Your task: Pictures stay out of the copy; output exactly the lines from the one containing "Convert this document image to plain text." through the end of the material.
--- begin Information shown ---
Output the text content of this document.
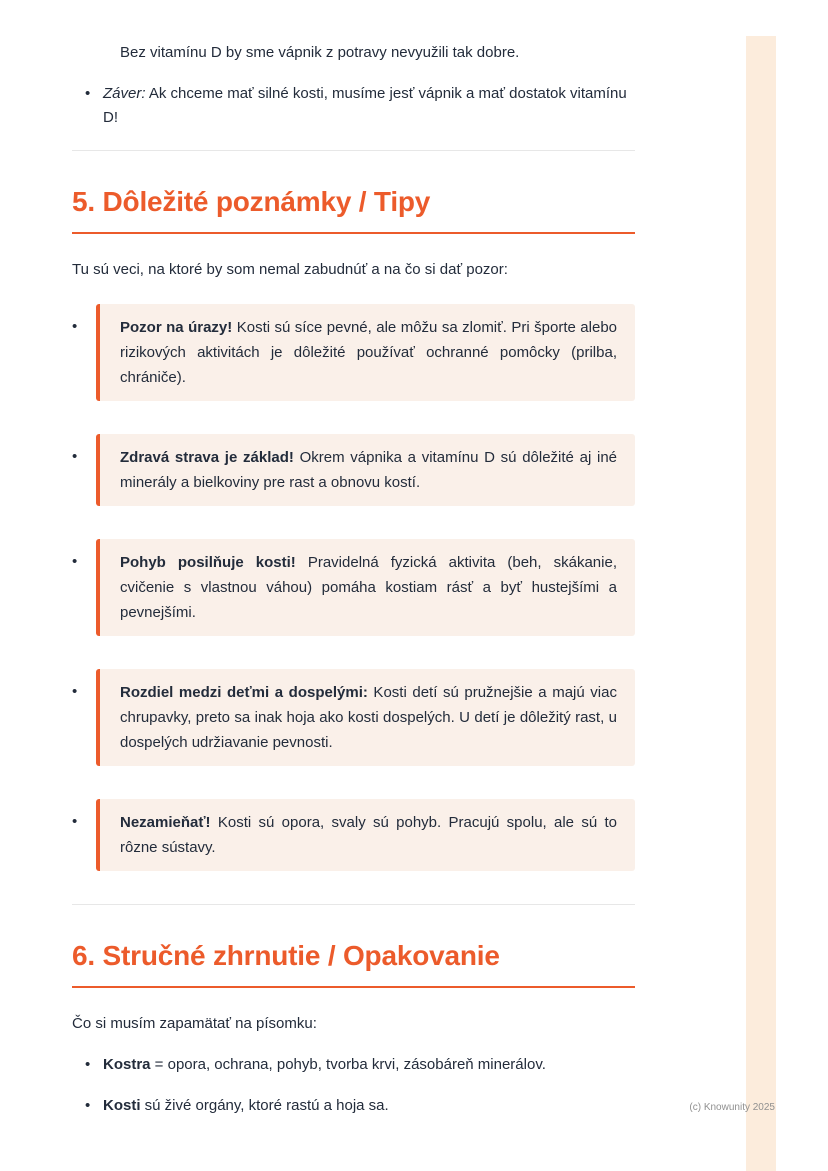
Bez vitamínu D by sme vápnik z potravy nevyužili tak dobre.

• Záver: Ak chceme mať silné kosti, musíme jesť vápnik a mať dostatok vitamínu D!

5. Dôležité poznámky / Tipy

Tu sú veci, na ktoré by som nemal zabudnúť a na čo si dať pozor:

•	Pozor na úrazy! Kosti sú síce pevné, ale môžu sa zlomiť. Pri športe alebo rizikových aktivitách je dôležité používať ochranné pomôcky (prilba, chrániče).
•	Zdravá strava je základ! Okrem vápnika a vitamínu D sú dôležité aj iné minerály a bielkoviny pre rast a obnovu kostí.
•	Pohyb posilňuje kosti! Pravidelná fyzická aktivita (beh, skákanie, cvičenie s vlastnou váhou) pomáha kostiam rásť a byť hustejšími a pevnejšími.
•	Rozdiel medzi deťmi a dospelými: Kosti detí sú pružnejšie a majú viac chrupavky, preto sa inak hoja ako kosti dospelých. U detí je dôležitý rast, u dospelých udržiavanie pevnosti.
•	Nezamieňať! Kosti sú opora, svaly sú pohyb. Pracujú spolu, ale sú to rôzne sústavy.
6. Stručné zhrnutie / Opakovanie

Čo si musím zapamätať na písomku:

• Kostra = opora, ochrana, pohyb, tvorba krvi, zásobáreň minerálov.

• Kosti sú živé orgány, ktoré rastú a hoja sa.	(c) Knowunity 2025
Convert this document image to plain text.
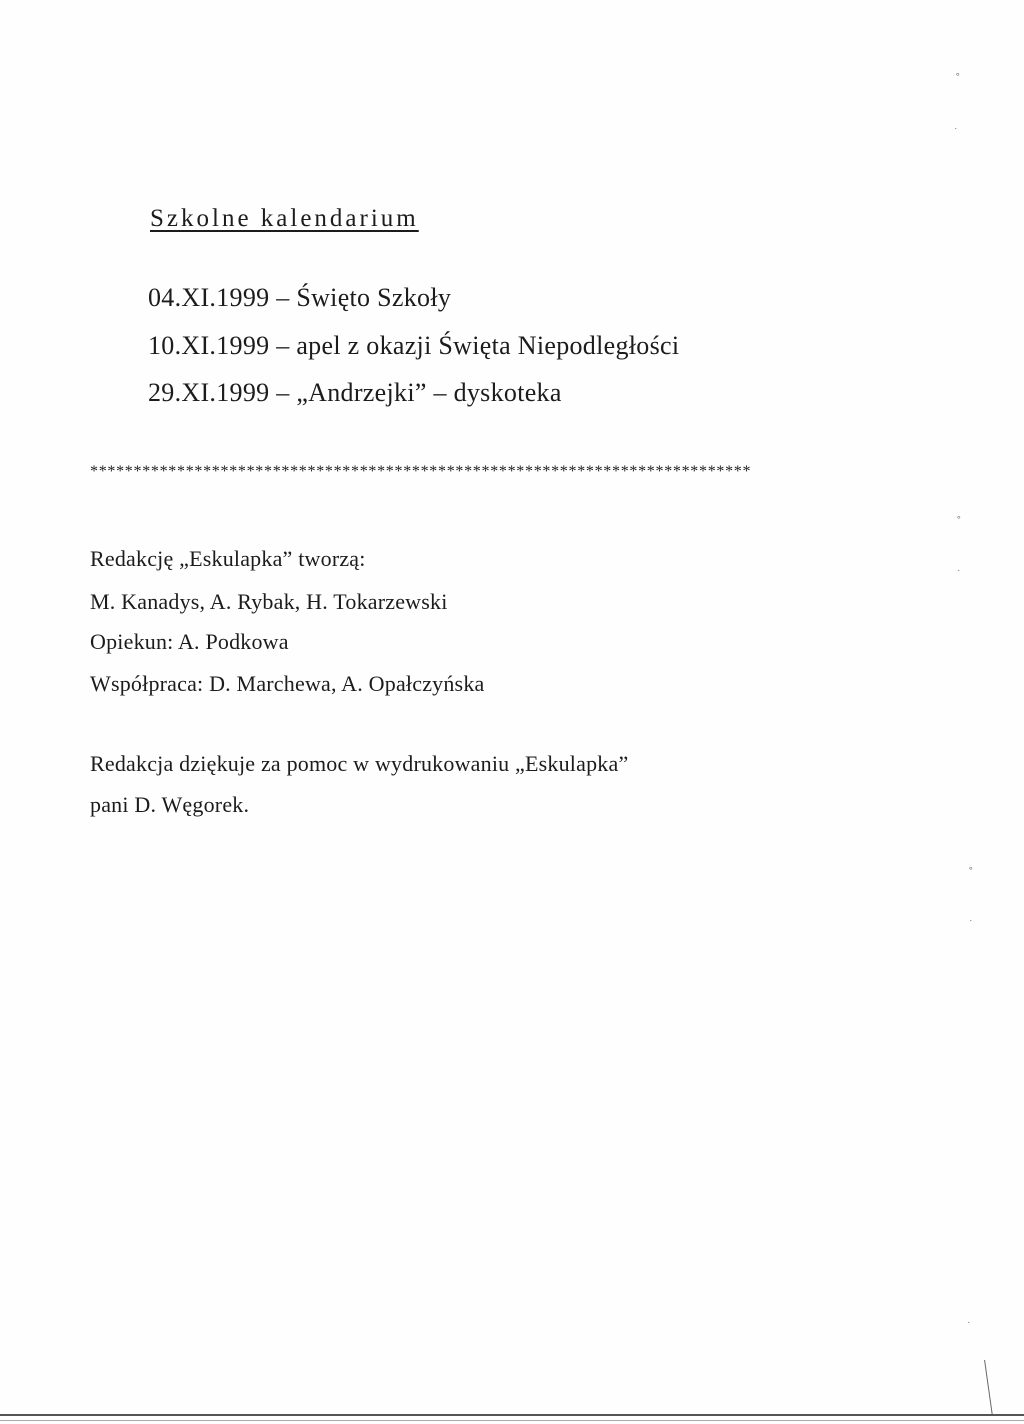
Szkolne kalendarium
04.XI.1999 – Święto Szkoły
10.XI.1999 – apel z okazji Święta Niepodległości
29.XI.1999 – „Andrzejki” – dyskoteka
****************************************************************************
Redakcję „Eskulapka” tworzą:
M. Kanadys, A. Rybak, H. Tokarzewski
Opiekun: A. Podkowa
Współpraca: D. Marchewa, A. Opałczyńska
Redakcja dziękuje za pomoc w wydrukowaniu „Eskulapka”
pani D. Węgorek.
˚
˙
˚
˙
˚
˙
˙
--- end Information shown ---
Output below:
Convert this document image to plain text.
Szkolne kalendarium
04.XI.1999 – Święto Szkoły
10.XI.1999 – apel z okazji Święta Niepodległości
29.XI.1999 – „Andrzejki” – dyskoteka
****************************************************************************
Redakcję „Eskulapka” tworzą:
M. Kanadys, A. Rybak, H. Tokarzewski
Opiekun: A. Podkowa
Współpraca: D. Marchewa, A. Opałczyńska
Redakcja dziękuje za pomoc w wydrukowaniu „Eskulapka”
pani D. Węgorek.
˚
˙
˚
˙
˚
˙
˙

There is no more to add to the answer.